**THE REQUEST**
Write out the entries verbatim and leave the images out of the copy.

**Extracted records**
====

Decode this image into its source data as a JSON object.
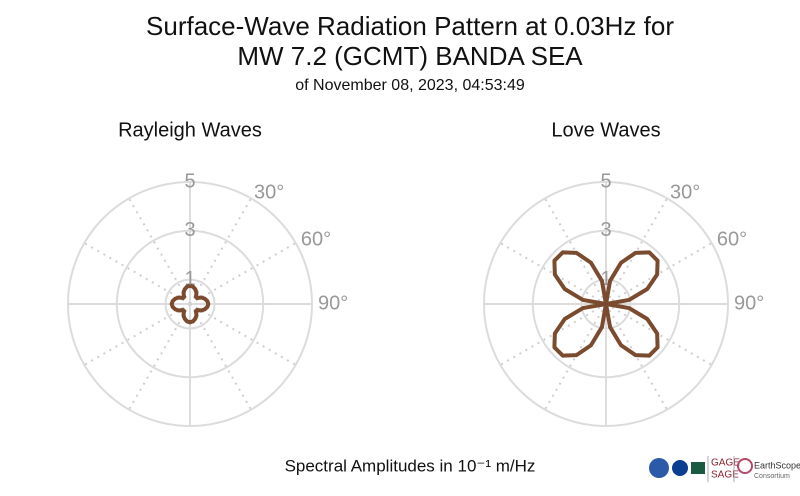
{
  "header": {
    "title_line1": "Surface-Wave Radiation Pattern at 0.03Hz for",
    "title_line2": "MW 7.2 (GCMT) BANDA SEA",
    "subtitle": "of November 08, 2023, 04:53:49"
  },
  "chart_data": [
    {
      "type": "polar",
      "title": "Rayleigh Waves",
      "color": "#7a4b2e",
      "theta": [
        0,
        10,
        20,
        30,
        40,
        50,
        60,
        70,
        80,
        90,
        100,
        110,
        120,
        130,
        140,
        150,
        160,
        170,
        180,
        190,
        200,
        210,
        220,
        230,
        240,
        250,
        260,
        270,
        280,
        290,
        300,
        310,
        320,
        330,
        340,
        350,
        360
      ],
      "values": [
        0.75,
        0.72,
        0.64,
        0.53,
        0.38,
        0.38,
        0.53,
        0.64,
        0.72,
        0.75,
        0.72,
        0.64,
        0.53,
        0.38,
        0.38,
        0.53,
        0.64,
        0.72,
        0.75,
        0.72,
        0.64,
        0.53,
        0.38,
        0.38,
        0.53,
        0.64,
        0.72,
        0.75,
        0.72,
        0.64,
        0.53,
        0.38,
        0.38,
        0.53,
        0.64,
        0.72,
        0.75
      ],
      "rlim": [
        0,
        5
      ],
      "rticks": [
        1,
        3,
        5
      ],
      "thetaticks": [
        {
          "value": 30,
          "label": "30°"
        },
        {
          "value": 60,
          "label": "60°"
        },
        {
          "value": 90,
          "label": "90°"
        }
      ]
    },
    {
      "type": "polar",
      "title": "Love Waves",
      "color": "#7a4b2e",
      "theta": [
        0,
        10,
        20,
        30,
        40,
        50,
        60,
        70,
        80,
        90,
        100,
        110,
        120,
        130,
        140,
        150,
        160,
        170,
        180,
        190,
        200,
        210,
        220,
        230,
        240,
        250,
        260,
        270,
        280,
        290,
        300,
        310,
        320,
        330,
        340,
        350,
        360
      ],
      "values": [
        0,
        0.96,
        1.8,
        2.42,
        2.76,
        2.76,
        2.42,
        1.8,
        0.96,
        0,
        0.96,
        1.8,
        2.42,
        2.76,
        2.76,
        2.42,
        1.8,
        0.96,
        0,
        0.96,
        1.8,
        2.42,
        2.76,
        2.76,
        2.42,
        1.8,
        0.96,
        0,
        0.96,
        1.8,
        2.42,
        2.76,
        2.76,
        2.42,
        1.8,
        0.96,
        0
      ],
      "rlim": [
        0,
        5
      ],
      "rticks": [
        1,
        3,
        5
      ],
      "thetaticks": [
        {
          "value": 30,
          "label": "30°"
        },
        {
          "value": 60,
          "label": "60°"
        },
        {
          "value": 90,
          "label": "90°"
        }
      ]
    }
  ],
  "footer": {
    "caption": "Spectral Amplitudes in 10⁻¹ m/Hz",
    "logo_gage": "GAGE",
    "logo_sage": "SAGE",
    "logo_earthscope": "EarthScope",
    "logo_consortium": "Consortium"
  }
}
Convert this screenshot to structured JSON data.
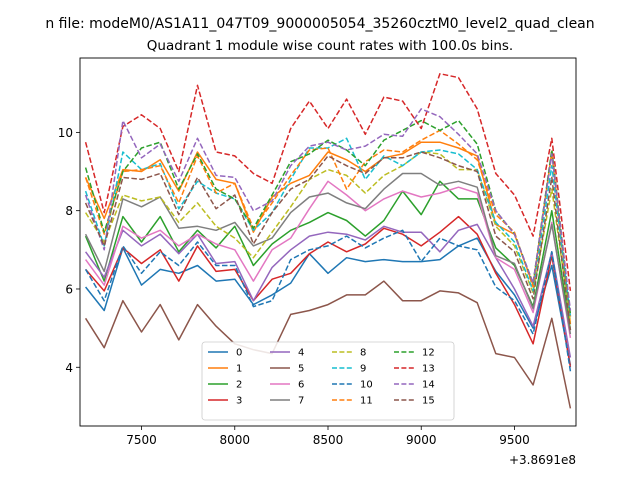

====

**WRITTEN RESPONSE**
Decode this image into its source data as a JSON object.
{
  "header": {
    "title_line1": "Surface-Wave Radiation Pattern at 0.03Hz for",
    "title_line2": "MW 7.2 (GCMT) BANDA SEA",
    "subtitle": "of November 08, 2023, 04:53:49"
  },
  "chart_data": [
    {
      "type": "polar",
      "title": "Rayleigh Waves",
      "color": "#7a4b2e",
      "theta": [
        0,
        10,
        20,
        30,
        40,
        50,
        60,
        70,
        80,
        90,
        100,
        110,
        120,
        130,
        140,
        150,
        160,
        170,
        180,
        190,
        200,
        210,
        220,
        230,
        240,
        250,
        260,
        270,
        280,
        290,
        300,
        310,
        320,
        330,
        340,
        350,
        360
      ],
      "values": [
        0.75,
        0.72,
        0.64,
        0.53,
        0.38,
        0.38,
        0.53,
        0.64,
        0.72,
        0.75,
        0.72,
        0.64,
        0.53,
        0.38,
        0.38,
        0.53,
        0.64,
        0.72,
        0.75,
        0.72,
        0.64,
        0.53,
        0.38,
        0.38,
        0.53,
        0.64,
        0.72,
        0.75,
        0.72,
        0.64,
        0.53,
        0.38,
        0.38,
        0.53,
        0.64,
        0.72,
        0.75
      ],
      "rlim": [
        0,
        5
      ],
      "rticks": [
        1,
        3,
        5
      ],
      "thetaticks": [
        {
          "value": 30,
          "label": "30°"
        },
        {
          "value": 60,
          "label": "60°"
        },
        {
          "value": 90,
          "label": "90°"
        }
      ]
    },
    {
      "type": "polar",
      "title": "Love Waves",
      "color": "#7a4b2e",
      "theta": [
        0,
        10,
        20,
        30,
        40,
        50,
        60,
        70,
        80,
        90,
        100,
        110,
        120,
        130,
        140,
        150,
        160,
        170,
        180,
        190,
        200,
        210,
        220,
        230,
        240,
        250,
        260,
        270,
        280,
        290,
        300,
        310,
        320,
        330,
        340,
        350,
        360
      ],
      "values": [
        0,
        0.96,
        1.8,
        2.42,
        2.76,
        2.76,
        2.42,
        1.8,
        0.96,
        0,
        0.96,
        1.8,
        2.42,
        2.76,
        2.76,
        2.42,
        1.8,
        0.96,
        0,
        0.96,
        1.8,
        2.42,
        2.76,
        2.76,
        2.42,
        1.8,
        0.96,
        0,
        0.96,
        1.8,
        2.42,
        2.76,
        2.76,
        2.42,
        1.8,
        0.96,
        0
      ],
      "rlim": [
        0,
        5
      ],
      "rticks": [
        1,
        3,
        5
      ],
      "thetaticks": [
        {
          "value": 30,
          "label": "30°"
        },
        {
          "value": 60,
          "label": "60°"
        },
        {
          "value": 90,
          "label": "90°"
        }
      ]
    }
  ],
  "footer": {
    "caption": "Spectral Amplitudes in 10⁻¹ m/Hz",
    "logo_gage": "GAGE",
    "logo_sage": "SAGE",
    "logo_earthscope": "EarthScope",
    "logo_consortium": "Consortium"
  }
}
Convert this screenshot to structured JSON data.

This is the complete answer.